┌─ ITEMS

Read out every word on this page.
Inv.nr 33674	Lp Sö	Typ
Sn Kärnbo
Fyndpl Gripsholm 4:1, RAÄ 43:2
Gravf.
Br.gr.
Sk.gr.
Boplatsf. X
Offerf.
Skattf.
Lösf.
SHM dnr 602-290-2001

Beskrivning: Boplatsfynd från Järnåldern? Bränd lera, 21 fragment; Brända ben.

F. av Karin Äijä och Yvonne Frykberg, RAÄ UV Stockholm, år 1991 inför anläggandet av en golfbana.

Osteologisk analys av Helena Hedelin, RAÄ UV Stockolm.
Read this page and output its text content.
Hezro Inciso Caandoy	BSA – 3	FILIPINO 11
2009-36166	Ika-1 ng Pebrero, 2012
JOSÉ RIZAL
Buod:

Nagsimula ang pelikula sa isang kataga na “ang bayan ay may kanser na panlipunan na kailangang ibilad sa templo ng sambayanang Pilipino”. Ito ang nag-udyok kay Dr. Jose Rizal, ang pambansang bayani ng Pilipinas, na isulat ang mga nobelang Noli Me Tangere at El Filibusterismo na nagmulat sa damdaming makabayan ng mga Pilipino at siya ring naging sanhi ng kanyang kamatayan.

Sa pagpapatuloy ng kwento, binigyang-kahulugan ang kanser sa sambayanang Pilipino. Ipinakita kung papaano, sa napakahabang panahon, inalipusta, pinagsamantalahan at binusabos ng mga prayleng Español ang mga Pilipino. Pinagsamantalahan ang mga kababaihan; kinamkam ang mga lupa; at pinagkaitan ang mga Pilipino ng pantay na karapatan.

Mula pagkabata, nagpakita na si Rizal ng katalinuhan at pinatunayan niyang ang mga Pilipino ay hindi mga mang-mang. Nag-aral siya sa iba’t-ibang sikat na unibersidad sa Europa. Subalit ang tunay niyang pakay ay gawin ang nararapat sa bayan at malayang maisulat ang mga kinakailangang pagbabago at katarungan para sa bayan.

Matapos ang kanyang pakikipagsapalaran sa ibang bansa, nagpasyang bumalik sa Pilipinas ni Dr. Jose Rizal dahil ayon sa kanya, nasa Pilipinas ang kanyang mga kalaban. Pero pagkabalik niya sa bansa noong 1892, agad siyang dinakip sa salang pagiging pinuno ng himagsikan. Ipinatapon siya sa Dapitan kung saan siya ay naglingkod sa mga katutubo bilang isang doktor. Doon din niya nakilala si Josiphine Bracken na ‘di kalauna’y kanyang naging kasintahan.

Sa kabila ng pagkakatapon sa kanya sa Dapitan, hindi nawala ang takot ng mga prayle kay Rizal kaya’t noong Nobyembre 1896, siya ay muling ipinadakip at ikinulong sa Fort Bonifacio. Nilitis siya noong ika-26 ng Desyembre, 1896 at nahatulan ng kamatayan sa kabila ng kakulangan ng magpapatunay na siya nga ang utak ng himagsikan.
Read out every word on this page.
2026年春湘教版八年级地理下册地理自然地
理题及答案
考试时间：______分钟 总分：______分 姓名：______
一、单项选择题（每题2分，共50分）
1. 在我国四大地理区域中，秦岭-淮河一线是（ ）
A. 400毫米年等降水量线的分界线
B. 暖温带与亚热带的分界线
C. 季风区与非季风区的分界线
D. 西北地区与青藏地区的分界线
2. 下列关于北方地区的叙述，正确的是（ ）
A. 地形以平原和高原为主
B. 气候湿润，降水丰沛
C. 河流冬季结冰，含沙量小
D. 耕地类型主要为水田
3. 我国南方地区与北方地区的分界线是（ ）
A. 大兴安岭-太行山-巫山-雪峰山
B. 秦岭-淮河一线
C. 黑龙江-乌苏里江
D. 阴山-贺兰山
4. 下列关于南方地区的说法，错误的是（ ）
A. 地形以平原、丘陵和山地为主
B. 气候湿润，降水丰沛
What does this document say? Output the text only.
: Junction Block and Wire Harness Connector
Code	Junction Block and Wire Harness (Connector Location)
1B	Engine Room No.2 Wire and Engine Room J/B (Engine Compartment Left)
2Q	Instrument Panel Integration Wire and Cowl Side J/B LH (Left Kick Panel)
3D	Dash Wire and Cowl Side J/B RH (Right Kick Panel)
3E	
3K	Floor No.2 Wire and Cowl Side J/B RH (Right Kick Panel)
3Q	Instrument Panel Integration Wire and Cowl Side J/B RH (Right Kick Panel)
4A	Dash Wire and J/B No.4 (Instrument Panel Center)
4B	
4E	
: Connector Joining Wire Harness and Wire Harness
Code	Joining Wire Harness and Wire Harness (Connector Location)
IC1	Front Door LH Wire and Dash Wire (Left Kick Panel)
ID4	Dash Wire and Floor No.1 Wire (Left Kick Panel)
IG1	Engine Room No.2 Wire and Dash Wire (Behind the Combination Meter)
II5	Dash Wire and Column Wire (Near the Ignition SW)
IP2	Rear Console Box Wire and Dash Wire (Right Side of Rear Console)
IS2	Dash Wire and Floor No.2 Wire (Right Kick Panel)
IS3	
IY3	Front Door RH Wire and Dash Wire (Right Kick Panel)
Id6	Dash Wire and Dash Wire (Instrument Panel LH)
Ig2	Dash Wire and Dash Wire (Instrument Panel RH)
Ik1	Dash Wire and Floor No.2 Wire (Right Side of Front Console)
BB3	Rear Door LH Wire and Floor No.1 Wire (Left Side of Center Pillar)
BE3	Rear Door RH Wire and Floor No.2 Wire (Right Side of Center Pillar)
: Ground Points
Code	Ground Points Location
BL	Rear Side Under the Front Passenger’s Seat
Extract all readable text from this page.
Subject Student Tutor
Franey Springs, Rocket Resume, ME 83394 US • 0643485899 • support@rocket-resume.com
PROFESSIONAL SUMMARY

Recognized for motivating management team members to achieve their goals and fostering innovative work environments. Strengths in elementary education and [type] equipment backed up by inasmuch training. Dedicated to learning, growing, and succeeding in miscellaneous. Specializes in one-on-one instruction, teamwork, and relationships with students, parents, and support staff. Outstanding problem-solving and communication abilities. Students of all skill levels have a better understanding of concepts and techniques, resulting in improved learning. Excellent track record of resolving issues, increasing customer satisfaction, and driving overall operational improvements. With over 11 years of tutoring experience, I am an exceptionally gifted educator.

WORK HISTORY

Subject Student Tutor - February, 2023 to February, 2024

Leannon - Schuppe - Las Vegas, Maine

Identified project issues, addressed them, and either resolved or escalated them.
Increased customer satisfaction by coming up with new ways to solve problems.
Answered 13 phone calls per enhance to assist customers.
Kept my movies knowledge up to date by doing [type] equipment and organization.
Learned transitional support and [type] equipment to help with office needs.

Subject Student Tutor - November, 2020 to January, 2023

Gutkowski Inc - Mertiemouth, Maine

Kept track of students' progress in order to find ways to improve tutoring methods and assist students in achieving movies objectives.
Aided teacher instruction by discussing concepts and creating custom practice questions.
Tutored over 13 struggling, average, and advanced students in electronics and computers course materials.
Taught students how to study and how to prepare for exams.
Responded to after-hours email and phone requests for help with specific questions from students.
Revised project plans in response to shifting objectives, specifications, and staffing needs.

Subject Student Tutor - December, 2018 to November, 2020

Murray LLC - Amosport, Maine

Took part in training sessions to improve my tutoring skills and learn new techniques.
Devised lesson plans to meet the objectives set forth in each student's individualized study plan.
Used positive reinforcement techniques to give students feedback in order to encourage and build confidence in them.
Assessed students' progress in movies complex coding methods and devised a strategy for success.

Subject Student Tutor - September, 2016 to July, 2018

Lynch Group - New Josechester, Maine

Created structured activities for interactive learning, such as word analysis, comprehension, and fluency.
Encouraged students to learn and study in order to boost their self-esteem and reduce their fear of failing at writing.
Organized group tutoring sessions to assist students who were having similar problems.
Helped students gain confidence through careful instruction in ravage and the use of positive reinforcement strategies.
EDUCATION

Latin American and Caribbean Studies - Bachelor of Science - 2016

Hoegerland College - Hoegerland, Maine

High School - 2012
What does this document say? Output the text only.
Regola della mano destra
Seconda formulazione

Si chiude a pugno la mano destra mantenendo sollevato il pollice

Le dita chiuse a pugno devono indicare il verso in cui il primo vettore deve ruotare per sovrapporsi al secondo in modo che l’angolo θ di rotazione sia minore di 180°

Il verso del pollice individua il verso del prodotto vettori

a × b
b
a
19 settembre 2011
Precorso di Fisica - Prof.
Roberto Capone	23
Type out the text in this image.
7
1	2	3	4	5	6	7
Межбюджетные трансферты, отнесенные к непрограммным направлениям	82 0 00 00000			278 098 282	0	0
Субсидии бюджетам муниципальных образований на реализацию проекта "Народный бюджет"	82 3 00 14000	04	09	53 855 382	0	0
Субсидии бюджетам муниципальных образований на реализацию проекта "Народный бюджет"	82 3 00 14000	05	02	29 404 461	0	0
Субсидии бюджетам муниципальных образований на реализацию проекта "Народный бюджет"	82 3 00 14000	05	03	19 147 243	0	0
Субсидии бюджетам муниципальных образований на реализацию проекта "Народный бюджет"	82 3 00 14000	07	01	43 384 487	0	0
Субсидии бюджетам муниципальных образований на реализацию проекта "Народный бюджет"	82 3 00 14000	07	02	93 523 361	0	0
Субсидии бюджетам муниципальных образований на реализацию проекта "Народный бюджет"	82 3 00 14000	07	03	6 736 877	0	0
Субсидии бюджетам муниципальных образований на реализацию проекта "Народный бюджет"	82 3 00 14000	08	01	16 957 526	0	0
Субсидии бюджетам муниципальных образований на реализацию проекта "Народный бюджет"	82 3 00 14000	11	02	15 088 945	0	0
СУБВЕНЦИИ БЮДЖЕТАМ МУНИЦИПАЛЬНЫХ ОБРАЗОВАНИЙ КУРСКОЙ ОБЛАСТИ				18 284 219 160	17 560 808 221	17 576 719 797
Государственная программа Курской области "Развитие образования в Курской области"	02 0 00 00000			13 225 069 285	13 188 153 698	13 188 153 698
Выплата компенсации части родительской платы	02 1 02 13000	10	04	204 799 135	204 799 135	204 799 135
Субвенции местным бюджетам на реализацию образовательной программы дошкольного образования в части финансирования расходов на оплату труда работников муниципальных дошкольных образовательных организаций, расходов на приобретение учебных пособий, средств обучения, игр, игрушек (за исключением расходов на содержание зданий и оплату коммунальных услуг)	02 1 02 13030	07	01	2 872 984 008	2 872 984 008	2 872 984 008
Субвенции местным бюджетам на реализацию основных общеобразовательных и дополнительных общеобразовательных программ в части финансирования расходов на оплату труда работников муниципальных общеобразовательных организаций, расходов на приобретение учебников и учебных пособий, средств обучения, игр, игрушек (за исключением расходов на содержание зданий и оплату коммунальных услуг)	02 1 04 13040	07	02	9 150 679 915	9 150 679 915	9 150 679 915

└─

**STATED GOAL:**
Go through the entries above and pull out each line with "Joining" in it.

**CORRECT RESPONSE:**
: Connector Joining Wire Harness and Wire Harness
Code	Joining Wire Harness and Wire Harness (Connector Location)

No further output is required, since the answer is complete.